Dataset records:
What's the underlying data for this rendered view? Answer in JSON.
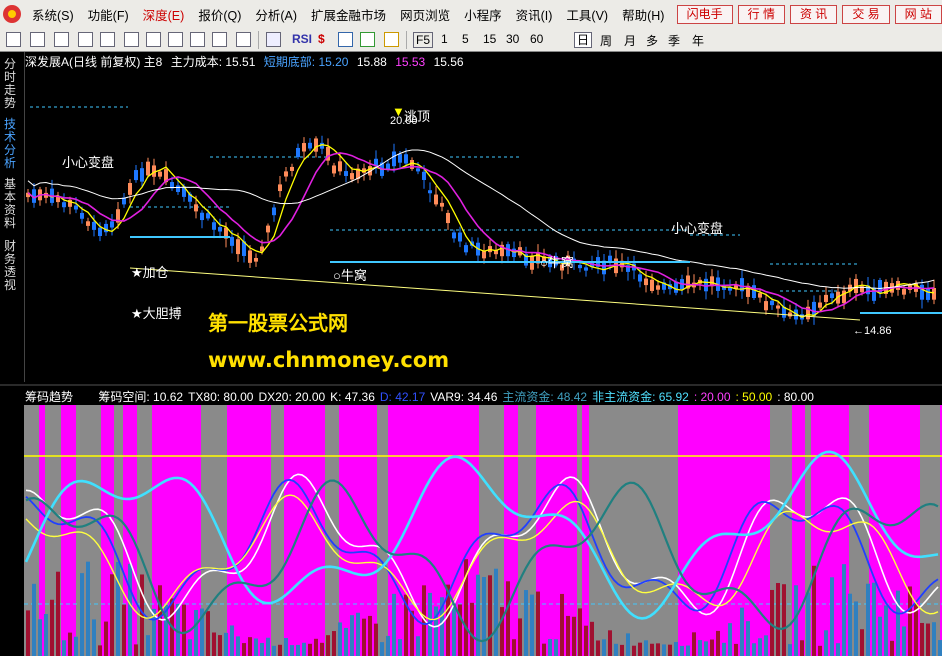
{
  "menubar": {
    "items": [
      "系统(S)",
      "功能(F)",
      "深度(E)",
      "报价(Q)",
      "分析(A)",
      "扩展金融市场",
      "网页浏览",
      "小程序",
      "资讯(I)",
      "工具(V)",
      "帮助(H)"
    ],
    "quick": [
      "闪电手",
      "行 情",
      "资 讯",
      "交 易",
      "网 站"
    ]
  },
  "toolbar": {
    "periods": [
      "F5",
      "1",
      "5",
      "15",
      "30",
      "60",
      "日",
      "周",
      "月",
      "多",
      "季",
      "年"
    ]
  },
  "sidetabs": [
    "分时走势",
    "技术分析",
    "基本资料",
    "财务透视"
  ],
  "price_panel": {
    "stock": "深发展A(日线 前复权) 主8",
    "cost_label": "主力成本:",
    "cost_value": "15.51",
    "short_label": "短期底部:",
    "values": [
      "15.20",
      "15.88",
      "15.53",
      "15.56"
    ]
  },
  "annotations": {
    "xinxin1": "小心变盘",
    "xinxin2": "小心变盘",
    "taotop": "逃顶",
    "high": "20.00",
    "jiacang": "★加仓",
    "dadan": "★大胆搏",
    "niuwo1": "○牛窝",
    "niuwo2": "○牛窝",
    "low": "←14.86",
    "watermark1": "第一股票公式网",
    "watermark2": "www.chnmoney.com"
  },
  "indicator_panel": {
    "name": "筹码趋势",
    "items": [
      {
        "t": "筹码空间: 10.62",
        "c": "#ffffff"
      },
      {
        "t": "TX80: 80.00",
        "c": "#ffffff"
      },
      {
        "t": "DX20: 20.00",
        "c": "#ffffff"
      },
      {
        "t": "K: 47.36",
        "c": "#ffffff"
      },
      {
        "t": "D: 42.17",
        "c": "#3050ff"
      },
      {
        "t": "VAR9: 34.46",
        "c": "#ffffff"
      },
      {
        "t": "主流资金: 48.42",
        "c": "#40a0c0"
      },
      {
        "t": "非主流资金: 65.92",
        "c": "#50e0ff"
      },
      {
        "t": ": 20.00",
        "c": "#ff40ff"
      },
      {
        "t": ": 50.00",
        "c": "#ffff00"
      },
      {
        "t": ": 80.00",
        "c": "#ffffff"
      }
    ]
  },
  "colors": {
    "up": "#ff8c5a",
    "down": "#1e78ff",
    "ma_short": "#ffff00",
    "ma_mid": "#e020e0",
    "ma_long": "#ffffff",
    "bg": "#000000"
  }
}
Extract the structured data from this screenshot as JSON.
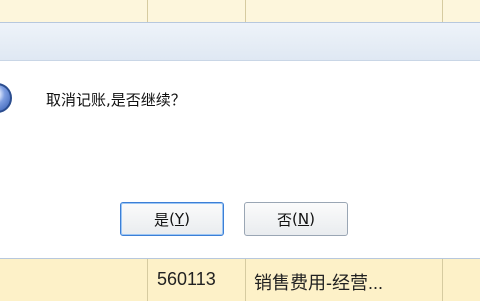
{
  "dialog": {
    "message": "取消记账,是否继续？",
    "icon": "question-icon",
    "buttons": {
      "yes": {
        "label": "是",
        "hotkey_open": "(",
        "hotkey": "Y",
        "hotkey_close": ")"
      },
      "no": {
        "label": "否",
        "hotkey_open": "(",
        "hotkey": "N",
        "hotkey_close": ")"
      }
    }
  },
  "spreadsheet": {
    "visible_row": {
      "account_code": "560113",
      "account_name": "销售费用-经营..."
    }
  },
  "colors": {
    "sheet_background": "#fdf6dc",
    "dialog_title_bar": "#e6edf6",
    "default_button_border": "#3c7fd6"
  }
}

| The problem |
Output only these lines, word for word: the line containing "Extract the structured" and every line after it through the last line of the data. Omit the pictures.

| Solution for this task |
Extract the structured data from this screenshot as JSON.
{
  "dialog": {
    "message": "取消记账,是否继续？",
    "icon": "question-icon",
    "buttons": {
      "yes": {
        "label": "是",
        "hotkey_open": "(",
        "hotkey": "Y",
        "hotkey_close": ")"
      },
      "no": {
        "label": "否",
        "hotkey_open": "(",
        "hotkey": "N",
        "hotkey_close": ")"
      }
    }
  },
  "spreadsheet": {
    "visible_row": {
      "account_code": "560113",
      "account_name": "销售费用-经营..."
    }
  },
  "colors": {
    "sheet_background": "#fdf6dc",
    "dialog_title_bar": "#e6edf6",
    "default_button_border": "#3c7fd6"
  }
}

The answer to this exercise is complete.